Aim: In the entries below, find the lines that contain the word "CHECK" and copy them.
— Start Dataset records —
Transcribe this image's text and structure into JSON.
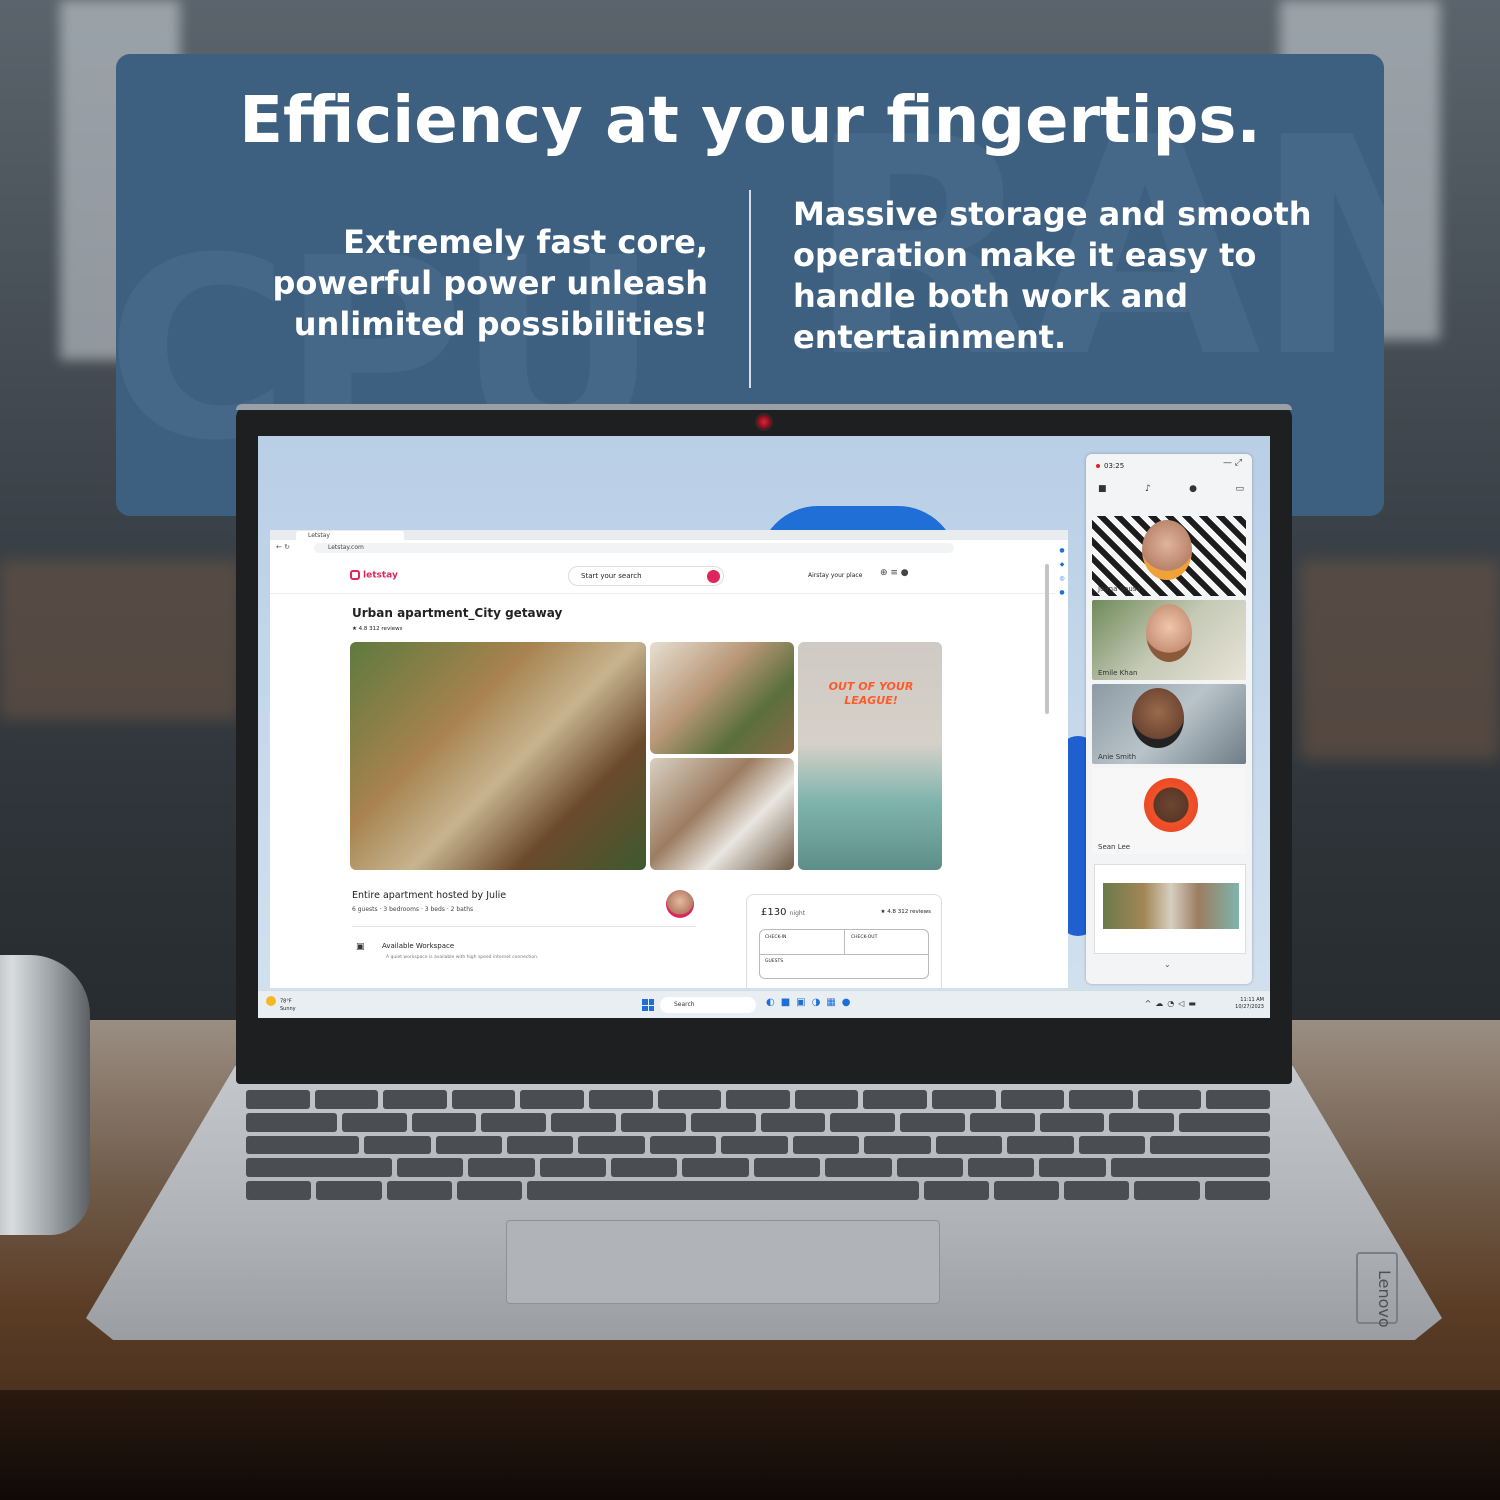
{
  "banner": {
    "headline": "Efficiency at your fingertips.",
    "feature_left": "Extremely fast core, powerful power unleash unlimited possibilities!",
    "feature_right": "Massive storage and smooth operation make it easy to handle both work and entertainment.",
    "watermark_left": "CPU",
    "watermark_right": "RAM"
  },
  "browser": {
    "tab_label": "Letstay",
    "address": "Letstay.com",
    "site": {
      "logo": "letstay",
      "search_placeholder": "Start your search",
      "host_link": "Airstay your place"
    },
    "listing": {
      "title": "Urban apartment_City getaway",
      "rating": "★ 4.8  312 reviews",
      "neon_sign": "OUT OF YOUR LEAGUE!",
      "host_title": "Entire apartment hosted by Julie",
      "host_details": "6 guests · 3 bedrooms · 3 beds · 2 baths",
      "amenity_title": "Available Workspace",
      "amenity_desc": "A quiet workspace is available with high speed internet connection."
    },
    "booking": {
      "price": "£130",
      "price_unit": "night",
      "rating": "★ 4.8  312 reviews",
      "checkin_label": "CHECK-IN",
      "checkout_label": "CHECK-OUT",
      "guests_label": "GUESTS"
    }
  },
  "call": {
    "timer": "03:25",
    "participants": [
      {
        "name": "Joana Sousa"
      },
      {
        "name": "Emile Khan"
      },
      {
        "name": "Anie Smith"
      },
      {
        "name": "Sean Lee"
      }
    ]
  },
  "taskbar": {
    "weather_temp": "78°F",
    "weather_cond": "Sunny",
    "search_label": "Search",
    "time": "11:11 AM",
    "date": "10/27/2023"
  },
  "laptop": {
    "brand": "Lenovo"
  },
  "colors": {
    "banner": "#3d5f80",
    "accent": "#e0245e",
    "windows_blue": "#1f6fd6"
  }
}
— End Dataset records —
— Start Dataset records —
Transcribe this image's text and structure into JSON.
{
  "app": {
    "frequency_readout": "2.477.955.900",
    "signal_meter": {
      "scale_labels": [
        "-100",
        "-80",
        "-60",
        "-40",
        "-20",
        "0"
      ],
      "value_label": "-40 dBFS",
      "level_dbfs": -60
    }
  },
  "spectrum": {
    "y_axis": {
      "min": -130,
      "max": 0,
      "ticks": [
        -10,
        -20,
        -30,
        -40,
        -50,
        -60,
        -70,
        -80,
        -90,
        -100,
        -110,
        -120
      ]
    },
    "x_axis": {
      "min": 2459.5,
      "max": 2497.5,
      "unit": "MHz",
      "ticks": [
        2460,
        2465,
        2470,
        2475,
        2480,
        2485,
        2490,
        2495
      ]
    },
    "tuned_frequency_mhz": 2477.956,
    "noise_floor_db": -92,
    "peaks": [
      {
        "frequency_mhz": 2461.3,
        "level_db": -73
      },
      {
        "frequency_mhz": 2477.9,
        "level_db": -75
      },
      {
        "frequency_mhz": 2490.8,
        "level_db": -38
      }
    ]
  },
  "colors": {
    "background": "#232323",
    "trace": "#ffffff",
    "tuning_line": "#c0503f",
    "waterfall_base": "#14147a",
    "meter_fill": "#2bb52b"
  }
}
— End Dataset records —
Solution for this exercise:
      "checkin_label": "CHECK-IN",
      "checkout_label": "CHECK-OUT",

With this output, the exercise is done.